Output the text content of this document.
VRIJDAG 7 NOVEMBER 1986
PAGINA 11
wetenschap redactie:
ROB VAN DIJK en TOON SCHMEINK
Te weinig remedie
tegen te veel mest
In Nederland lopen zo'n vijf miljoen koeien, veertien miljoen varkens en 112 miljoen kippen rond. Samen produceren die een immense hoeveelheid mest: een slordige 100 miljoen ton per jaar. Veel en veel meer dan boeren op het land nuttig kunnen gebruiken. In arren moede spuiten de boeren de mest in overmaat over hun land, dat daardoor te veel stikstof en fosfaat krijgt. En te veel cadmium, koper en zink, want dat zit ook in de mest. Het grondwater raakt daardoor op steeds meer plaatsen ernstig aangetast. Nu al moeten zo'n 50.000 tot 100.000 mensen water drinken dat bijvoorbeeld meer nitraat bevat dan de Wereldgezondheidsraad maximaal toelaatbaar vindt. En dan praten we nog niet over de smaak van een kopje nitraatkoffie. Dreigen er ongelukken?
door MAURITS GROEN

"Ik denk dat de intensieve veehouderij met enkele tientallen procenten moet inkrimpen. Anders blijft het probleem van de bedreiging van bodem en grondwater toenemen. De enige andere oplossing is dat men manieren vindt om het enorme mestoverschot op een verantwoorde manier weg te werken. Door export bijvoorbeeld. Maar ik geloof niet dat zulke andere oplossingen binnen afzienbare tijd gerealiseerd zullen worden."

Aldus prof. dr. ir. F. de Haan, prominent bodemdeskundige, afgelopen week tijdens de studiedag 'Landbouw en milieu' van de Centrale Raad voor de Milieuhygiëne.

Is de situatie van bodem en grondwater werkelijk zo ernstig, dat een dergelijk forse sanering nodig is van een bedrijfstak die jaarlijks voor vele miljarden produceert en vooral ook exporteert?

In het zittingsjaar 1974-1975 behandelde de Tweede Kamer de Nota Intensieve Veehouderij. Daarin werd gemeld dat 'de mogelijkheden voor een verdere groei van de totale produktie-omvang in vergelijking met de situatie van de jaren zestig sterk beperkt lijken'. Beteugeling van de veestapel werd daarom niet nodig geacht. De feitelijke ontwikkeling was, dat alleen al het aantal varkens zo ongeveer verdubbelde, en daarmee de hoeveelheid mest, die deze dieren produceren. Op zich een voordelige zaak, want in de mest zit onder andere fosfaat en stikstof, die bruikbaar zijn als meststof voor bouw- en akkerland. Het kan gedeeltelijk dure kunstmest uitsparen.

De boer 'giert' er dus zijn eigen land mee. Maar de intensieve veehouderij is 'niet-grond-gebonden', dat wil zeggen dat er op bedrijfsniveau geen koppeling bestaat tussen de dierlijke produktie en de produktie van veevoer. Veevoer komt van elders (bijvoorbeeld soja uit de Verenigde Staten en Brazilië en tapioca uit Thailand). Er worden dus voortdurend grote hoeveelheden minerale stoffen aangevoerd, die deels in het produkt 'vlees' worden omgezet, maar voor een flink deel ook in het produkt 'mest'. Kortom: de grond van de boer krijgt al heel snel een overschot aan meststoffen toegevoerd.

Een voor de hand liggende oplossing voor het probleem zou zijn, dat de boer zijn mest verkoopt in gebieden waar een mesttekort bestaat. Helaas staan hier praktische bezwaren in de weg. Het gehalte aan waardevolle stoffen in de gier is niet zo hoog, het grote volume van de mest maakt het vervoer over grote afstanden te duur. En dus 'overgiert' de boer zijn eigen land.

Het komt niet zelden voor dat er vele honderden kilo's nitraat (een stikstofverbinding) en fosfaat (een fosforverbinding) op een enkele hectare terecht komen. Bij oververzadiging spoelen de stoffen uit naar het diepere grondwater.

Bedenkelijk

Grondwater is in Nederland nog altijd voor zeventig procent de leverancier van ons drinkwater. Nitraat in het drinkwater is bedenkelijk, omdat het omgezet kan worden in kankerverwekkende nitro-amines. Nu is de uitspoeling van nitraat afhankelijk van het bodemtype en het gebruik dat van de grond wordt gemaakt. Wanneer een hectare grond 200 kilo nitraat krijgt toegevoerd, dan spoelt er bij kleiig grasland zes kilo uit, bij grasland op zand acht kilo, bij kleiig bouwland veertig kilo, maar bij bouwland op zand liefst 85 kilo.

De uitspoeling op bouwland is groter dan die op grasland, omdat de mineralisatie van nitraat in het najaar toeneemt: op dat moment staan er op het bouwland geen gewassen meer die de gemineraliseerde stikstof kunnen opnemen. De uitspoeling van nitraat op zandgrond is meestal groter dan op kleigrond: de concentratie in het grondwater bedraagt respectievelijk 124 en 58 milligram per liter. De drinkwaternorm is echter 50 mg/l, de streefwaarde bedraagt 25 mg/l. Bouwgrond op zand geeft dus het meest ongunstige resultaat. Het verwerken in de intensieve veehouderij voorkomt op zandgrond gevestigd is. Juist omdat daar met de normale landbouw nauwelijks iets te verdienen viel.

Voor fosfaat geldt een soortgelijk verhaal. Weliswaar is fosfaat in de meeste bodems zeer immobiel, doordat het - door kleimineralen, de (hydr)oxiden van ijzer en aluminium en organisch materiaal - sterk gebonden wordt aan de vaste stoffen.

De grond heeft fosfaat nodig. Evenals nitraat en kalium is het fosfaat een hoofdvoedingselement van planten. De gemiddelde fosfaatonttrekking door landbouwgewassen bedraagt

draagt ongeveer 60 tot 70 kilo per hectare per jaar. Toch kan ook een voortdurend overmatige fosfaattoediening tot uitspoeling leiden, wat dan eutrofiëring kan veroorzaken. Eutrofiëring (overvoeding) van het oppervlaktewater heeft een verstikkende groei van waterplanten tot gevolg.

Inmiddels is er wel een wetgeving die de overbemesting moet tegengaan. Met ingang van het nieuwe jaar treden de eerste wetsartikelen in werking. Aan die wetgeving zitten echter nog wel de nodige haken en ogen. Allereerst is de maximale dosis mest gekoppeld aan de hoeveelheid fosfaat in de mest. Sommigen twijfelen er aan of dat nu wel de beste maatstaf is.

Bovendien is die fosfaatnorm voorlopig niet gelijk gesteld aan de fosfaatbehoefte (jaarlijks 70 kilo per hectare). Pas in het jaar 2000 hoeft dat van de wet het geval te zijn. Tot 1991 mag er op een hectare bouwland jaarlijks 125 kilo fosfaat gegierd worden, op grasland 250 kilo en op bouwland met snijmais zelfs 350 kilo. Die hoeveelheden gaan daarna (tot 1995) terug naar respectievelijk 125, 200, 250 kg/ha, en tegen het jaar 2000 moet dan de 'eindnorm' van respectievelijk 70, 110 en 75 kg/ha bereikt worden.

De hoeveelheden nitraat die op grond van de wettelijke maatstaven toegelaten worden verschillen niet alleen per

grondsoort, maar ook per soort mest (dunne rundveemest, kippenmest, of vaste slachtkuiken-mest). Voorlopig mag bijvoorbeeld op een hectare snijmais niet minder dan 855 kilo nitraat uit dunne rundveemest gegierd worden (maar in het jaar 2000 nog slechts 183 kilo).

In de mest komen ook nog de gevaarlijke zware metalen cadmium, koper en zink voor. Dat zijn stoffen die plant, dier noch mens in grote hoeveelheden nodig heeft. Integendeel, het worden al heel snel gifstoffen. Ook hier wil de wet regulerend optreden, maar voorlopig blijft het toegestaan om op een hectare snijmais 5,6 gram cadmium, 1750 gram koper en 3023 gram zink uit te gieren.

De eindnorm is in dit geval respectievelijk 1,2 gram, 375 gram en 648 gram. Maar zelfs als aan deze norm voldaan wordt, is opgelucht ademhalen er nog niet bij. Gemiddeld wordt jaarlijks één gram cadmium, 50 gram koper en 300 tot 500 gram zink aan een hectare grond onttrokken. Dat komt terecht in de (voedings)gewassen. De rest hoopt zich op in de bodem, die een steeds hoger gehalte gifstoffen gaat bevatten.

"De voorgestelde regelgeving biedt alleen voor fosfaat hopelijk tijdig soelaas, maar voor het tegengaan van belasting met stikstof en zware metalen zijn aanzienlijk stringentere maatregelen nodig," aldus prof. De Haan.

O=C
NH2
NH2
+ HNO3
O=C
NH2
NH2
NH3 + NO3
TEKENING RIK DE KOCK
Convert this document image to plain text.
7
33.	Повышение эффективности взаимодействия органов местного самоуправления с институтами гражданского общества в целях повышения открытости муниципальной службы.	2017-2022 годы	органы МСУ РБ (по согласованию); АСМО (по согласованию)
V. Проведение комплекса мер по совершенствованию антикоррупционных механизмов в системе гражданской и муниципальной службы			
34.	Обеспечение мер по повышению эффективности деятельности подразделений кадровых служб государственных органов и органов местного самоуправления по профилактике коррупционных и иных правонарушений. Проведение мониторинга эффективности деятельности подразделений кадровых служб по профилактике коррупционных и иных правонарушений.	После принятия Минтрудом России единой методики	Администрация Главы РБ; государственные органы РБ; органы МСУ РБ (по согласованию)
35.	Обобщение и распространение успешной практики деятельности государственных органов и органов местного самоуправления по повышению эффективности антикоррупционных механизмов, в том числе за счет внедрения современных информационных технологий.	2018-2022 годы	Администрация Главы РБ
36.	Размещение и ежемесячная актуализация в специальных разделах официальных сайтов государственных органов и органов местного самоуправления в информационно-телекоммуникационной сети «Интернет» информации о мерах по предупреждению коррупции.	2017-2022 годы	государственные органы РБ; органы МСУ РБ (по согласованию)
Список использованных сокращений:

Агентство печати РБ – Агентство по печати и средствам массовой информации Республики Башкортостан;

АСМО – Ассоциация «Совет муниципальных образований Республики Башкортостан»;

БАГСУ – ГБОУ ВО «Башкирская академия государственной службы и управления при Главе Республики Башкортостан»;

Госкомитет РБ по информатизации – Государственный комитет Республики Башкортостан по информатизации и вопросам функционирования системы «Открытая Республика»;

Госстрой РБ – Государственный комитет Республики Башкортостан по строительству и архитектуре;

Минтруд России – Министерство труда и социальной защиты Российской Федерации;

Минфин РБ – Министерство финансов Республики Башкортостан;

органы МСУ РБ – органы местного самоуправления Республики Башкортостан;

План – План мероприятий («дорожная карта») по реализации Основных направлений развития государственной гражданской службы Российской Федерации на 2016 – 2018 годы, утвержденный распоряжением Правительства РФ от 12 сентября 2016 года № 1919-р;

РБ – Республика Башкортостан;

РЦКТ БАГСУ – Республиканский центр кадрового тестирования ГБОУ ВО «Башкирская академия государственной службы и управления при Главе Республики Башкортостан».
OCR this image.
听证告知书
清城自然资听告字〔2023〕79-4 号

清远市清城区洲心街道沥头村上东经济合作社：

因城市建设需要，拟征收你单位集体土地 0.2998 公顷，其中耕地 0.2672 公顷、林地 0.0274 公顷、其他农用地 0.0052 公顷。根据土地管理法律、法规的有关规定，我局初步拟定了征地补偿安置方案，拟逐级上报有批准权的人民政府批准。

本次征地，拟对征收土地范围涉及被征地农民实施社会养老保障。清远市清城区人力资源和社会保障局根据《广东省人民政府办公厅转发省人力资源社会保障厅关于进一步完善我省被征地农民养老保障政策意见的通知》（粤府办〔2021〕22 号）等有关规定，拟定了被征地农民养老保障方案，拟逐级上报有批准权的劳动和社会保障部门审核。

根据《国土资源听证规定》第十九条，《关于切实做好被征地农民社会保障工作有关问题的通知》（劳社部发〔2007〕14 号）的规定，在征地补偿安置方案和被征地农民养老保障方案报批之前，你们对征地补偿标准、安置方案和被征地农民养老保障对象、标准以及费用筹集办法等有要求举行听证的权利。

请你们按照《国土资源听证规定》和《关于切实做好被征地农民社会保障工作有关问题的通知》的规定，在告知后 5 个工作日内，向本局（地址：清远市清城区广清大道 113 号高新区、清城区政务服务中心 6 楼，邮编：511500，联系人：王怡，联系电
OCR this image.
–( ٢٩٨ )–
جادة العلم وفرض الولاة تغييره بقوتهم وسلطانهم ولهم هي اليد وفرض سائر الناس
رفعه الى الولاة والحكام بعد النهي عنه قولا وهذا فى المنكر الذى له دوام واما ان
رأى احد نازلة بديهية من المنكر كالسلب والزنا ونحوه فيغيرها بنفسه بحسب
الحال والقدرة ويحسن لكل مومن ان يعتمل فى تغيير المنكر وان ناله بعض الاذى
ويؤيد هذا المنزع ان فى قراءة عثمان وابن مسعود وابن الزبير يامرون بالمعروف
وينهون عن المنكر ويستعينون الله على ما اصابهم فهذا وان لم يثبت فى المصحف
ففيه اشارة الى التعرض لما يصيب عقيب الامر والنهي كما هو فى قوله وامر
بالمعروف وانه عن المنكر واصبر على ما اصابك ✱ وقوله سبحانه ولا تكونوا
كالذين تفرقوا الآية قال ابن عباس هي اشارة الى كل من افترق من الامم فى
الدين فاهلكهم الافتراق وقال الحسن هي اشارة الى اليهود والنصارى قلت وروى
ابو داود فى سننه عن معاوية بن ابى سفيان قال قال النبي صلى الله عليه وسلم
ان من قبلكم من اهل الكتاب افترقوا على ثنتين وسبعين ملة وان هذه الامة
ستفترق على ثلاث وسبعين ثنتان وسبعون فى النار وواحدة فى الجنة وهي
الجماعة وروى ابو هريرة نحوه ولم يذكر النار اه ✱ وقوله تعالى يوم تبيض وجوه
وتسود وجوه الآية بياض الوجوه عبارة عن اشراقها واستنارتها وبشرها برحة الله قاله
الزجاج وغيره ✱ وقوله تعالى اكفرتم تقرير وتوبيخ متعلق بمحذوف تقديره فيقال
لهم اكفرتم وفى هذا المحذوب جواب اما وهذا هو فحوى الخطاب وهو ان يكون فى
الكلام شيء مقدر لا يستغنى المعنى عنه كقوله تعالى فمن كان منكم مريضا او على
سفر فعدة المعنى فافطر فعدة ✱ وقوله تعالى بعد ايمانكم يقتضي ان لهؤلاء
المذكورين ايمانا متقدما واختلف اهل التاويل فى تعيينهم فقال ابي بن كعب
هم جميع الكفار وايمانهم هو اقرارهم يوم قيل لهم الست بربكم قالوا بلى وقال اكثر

### DESCRIPTION OF THE TASK
Which lines above hold the word "النار"? Copy each of them.

### WRITTEN SOLUTION
ستفترق على ثلاث وسبعين ثنتان وسبعون فى النار وواحدة فى الجنة وهي
الجماعة وروى ابو هريرة نحوه ولم يذكر النار اه ✱ وقوله تعالى يوم تبيض وجوه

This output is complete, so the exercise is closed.